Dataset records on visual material
=-=-=

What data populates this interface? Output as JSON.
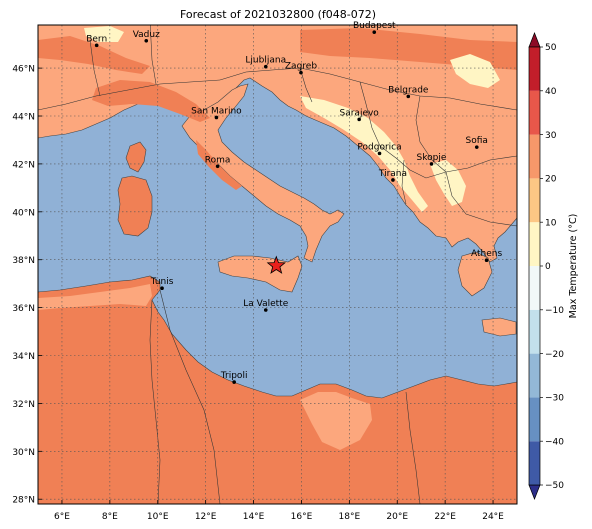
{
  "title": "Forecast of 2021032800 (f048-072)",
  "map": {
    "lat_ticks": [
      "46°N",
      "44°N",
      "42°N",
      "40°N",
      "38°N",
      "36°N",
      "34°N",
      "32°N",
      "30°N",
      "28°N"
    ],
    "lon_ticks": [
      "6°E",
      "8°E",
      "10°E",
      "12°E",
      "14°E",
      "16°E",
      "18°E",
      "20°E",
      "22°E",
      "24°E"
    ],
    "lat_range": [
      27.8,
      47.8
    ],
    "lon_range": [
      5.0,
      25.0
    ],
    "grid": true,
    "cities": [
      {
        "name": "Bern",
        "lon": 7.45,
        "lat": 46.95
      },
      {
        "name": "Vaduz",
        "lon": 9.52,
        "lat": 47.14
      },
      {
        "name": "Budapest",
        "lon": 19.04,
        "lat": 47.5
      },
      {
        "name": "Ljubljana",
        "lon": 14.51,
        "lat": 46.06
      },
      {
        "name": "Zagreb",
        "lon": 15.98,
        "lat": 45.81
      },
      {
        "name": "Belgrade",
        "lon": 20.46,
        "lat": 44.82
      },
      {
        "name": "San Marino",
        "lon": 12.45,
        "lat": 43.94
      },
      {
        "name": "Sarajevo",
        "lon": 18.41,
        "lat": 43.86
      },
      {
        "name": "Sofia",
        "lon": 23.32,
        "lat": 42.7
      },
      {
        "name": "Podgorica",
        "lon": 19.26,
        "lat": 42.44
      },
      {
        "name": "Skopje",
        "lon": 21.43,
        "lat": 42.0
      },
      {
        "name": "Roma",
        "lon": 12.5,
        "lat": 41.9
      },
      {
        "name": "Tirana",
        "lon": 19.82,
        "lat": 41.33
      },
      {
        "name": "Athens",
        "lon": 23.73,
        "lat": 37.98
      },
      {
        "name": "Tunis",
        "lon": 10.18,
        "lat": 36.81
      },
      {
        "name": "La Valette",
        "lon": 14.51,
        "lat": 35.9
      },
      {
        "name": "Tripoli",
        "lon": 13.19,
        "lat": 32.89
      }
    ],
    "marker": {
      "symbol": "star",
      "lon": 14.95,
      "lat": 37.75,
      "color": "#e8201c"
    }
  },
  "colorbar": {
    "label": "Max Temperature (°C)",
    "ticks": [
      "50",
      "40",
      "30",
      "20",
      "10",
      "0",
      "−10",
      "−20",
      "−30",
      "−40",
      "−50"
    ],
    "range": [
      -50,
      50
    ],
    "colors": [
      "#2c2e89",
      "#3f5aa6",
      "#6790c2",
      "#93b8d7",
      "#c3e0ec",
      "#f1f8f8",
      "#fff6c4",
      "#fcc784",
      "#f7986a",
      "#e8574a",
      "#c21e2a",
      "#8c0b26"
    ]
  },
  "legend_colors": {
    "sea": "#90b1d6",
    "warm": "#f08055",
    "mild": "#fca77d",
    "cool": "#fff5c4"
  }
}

=-=-=

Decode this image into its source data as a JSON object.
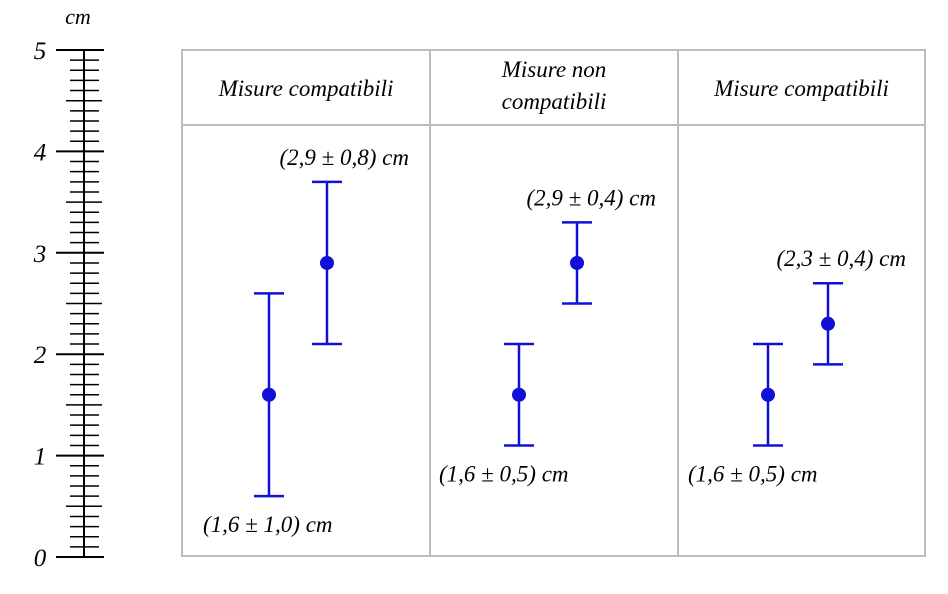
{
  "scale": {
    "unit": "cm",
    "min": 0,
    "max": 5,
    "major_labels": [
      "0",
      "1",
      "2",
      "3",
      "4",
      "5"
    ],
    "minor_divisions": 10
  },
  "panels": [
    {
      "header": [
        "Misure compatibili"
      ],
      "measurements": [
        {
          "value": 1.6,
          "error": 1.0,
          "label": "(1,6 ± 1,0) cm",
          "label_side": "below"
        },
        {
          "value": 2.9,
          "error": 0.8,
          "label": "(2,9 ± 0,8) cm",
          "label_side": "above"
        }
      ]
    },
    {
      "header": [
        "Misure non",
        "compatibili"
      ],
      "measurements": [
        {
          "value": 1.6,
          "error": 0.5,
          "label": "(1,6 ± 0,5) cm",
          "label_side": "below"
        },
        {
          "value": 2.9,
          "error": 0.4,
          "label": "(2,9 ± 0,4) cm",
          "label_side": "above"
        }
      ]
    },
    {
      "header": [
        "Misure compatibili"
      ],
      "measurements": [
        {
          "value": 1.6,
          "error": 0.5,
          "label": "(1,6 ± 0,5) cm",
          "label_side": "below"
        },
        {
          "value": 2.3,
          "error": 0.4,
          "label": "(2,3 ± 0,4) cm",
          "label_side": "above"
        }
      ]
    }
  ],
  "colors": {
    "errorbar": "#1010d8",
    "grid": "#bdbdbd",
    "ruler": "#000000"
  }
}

=-=-=

**WHAT TO PRODUCE**
Where does the word "this" appear in the listing? List each line that holds it.

**TASK ANSWER**
What data populates this interface? Output as JSON.
Decode this image into its source data as a JSON object.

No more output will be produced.